GOAL: Look through the data below and say how many of its lines contain "text", adding nothing else.

Dataset items:

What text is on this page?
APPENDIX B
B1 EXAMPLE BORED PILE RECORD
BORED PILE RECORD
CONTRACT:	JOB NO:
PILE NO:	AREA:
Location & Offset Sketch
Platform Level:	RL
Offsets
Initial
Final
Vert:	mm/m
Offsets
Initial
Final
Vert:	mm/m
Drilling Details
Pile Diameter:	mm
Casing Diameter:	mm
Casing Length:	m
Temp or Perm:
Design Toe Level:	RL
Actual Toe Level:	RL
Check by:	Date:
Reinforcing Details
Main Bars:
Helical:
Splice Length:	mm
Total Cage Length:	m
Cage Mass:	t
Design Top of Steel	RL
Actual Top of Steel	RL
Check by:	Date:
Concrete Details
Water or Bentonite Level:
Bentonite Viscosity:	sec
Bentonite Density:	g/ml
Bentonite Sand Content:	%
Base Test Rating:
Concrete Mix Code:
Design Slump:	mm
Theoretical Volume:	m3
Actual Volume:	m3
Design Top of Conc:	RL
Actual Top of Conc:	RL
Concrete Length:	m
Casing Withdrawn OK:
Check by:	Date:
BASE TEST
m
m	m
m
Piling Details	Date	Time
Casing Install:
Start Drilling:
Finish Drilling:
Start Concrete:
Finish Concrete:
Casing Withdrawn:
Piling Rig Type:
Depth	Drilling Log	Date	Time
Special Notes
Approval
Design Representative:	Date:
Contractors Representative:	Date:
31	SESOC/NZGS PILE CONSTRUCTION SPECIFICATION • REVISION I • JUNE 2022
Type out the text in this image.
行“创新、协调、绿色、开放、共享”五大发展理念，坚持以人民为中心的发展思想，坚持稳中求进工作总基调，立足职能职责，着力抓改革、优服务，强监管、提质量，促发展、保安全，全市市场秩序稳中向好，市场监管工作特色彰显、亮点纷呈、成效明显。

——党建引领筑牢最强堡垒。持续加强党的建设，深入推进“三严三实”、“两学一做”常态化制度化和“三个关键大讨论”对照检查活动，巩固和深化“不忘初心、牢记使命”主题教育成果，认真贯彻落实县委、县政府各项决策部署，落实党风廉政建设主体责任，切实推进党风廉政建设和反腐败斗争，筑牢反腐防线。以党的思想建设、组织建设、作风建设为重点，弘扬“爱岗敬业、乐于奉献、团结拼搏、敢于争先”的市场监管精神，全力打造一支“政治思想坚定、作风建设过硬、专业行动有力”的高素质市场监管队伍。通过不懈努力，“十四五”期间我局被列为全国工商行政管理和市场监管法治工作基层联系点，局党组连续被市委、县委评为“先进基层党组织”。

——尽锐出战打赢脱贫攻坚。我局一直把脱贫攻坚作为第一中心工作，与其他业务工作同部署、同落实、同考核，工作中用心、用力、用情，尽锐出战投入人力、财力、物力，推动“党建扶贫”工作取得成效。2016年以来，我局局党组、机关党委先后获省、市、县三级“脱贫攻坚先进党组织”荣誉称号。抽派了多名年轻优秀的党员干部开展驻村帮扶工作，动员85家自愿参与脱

CORRECT RESPONSE: 2